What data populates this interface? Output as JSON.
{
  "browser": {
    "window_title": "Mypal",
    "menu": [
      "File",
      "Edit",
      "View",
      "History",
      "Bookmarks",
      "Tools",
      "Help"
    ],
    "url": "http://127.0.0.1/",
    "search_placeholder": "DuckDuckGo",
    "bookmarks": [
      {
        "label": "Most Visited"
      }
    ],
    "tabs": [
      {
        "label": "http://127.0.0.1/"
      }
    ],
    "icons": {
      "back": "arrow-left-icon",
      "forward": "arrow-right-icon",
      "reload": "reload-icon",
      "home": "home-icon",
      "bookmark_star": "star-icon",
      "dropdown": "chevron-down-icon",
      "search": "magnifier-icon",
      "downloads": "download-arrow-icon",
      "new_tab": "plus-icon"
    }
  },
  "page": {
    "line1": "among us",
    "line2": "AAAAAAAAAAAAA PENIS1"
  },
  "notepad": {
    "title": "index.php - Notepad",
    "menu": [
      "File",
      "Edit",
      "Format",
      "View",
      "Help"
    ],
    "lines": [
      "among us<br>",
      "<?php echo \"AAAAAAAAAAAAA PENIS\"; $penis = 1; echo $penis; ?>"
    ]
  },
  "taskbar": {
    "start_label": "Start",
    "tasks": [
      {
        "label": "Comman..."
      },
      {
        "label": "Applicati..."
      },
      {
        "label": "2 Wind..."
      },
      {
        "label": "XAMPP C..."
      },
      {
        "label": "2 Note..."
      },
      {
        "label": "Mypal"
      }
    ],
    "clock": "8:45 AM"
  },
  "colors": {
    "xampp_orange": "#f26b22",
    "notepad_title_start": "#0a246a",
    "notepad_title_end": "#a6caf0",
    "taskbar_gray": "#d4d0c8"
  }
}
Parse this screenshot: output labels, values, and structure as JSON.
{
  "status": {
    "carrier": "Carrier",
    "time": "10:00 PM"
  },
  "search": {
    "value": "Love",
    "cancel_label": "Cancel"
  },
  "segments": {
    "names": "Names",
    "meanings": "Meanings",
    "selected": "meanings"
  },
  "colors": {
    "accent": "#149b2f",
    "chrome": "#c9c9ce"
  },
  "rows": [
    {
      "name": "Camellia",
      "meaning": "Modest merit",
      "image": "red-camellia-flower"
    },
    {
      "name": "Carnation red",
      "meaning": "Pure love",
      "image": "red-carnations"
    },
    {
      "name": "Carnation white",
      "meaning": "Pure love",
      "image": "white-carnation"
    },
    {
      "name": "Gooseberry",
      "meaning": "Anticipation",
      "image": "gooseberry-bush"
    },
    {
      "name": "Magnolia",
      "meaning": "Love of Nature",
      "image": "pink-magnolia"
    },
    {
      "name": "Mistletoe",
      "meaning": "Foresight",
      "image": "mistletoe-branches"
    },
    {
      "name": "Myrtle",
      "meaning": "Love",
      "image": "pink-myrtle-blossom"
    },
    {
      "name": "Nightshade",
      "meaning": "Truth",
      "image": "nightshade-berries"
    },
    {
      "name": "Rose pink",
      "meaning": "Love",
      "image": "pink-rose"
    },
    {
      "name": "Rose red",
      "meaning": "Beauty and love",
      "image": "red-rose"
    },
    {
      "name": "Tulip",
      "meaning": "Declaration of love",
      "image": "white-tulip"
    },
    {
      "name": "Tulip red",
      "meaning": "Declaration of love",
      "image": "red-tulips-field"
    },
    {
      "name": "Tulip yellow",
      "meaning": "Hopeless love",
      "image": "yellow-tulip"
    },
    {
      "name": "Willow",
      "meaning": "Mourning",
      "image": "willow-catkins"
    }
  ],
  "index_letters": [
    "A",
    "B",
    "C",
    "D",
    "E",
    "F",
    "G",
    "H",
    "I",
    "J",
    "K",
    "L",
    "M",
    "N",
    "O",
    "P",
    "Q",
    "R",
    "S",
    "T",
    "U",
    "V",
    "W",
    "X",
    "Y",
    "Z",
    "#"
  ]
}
——————
Copy each line above where the string "JSON" occurs.

**Exercise solution:**
What data populates this interface? Output as JSON.
Parse this screenshot: output labels, values, and structure as JSON.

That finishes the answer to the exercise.